Data supplied -
+===+

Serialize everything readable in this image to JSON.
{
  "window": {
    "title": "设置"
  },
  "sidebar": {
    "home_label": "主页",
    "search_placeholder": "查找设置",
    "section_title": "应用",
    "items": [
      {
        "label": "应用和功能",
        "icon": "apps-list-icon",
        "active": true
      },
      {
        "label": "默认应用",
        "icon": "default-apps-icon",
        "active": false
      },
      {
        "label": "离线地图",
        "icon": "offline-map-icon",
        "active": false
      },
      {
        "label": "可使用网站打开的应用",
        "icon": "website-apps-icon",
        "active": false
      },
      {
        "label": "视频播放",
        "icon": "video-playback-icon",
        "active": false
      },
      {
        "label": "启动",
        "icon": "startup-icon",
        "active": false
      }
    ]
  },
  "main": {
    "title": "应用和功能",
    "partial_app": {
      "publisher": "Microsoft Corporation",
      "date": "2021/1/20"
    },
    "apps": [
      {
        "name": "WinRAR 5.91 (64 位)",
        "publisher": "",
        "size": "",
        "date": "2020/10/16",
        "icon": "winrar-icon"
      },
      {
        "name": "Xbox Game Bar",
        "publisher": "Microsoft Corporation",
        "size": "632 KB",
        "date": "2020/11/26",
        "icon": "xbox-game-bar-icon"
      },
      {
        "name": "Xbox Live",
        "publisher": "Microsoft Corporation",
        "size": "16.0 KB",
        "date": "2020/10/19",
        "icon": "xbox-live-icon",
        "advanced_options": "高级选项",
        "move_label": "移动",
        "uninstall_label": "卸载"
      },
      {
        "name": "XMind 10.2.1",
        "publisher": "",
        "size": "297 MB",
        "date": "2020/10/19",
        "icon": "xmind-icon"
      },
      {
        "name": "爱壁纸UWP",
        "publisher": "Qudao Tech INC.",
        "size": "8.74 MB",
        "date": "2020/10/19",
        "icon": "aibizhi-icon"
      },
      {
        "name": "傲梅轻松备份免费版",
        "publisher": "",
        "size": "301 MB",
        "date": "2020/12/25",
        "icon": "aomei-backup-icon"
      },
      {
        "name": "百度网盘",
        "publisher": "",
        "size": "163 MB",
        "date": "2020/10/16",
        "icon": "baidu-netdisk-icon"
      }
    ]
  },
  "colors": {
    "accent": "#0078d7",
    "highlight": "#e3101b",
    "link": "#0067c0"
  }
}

+===+

Every entry must be output again, exactly as written above.

Serialize everything readable in this image to JSON.
{
  "window": {
    "title": "设置"
  },
  "sidebar": {
    "home_label": "主页",
    "search_placeholder": "查找设置",
    "section_title": "应用",
    "items": [
      {
        "label": "应用和功能",
        "icon": "apps-list-icon",
        "active": true
      },
      {
        "label": "默认应用",
        "icon": "default-apps-icon",
        "active": false
      },
      {
        "label": "离线地图",
        "icon": "offline-map-icon",
        "active": false
      },
      {
        "label": "可使用网站打开的应用",
        "icon": "website-apps-icon",
        "active": false
      },
      {
        "label": "视频播放",
        "icon": "video-playback-icon",
        "active": false
      },
      {
        "label": "启动",
        "icon": "startup-icon",
        "active": false
      }
    ]
  },
  "main": {
    "title": "应用和功能",
    "partial_app": {
      "publisher": "Microsoft Corporation",
      "date": "2021/1/20"
    },
    "apps": [
      {
        "name": "WinRAR 5.91 (64 位)",
        "publisher": "",
        "size": "",
        "date": "2020/10/16",
        "icon": "winrar-icon"
      },
      {
        "name": "Xbox Game Bar",
        "publisher": "Microsoft Corporation",
        "size": "632 KB",
        "date": "2020/11/26",
        "icon": "xbox-game-bar-icon"
      },
      {
        "name": "Xbox Live",
        "publisher": "Microsoft Corporation",
        "size": "16.0 KB",
        "date": "2020/10/19",
        "icon": "xbox-live-icon",
        "advanced_options": "高级选项",
        "move_label": "移动",
        "uninstall_label": "卸载"
      },
      {
        "name": "XMind 10.2.1",
        "publisher": "",
        "size": "297 MB",
        "date": "2020/10/19",
        "icon": "xmind-icon"
      },
      {
        "name": "爱壁纸UWP",
        "publisher": "Qudao Tech INC.",
        "size": "8.74 MB",
        "date": "2020/10/19",
        "icon": "aibizhi-icon"
      },
      {
        "name": "傲梅轻松备份免费版",
        "publisher": "",
        "size": "301 MB",
        "date": "2020/12/25",
        "icon": "aomei-backup-icon"
      },
      {
        "name": "百度网盘",
        "publisher": "",
        "size": "163 MB",
        "date": "2020/10/16",
        "icon": "baidu-netdisk-icon"
      }
    ]
  },
  "colors": {
    "accent": "#0078d7",
    "highlight": "#e3101b",
    "link": "#0067c0"
  }
}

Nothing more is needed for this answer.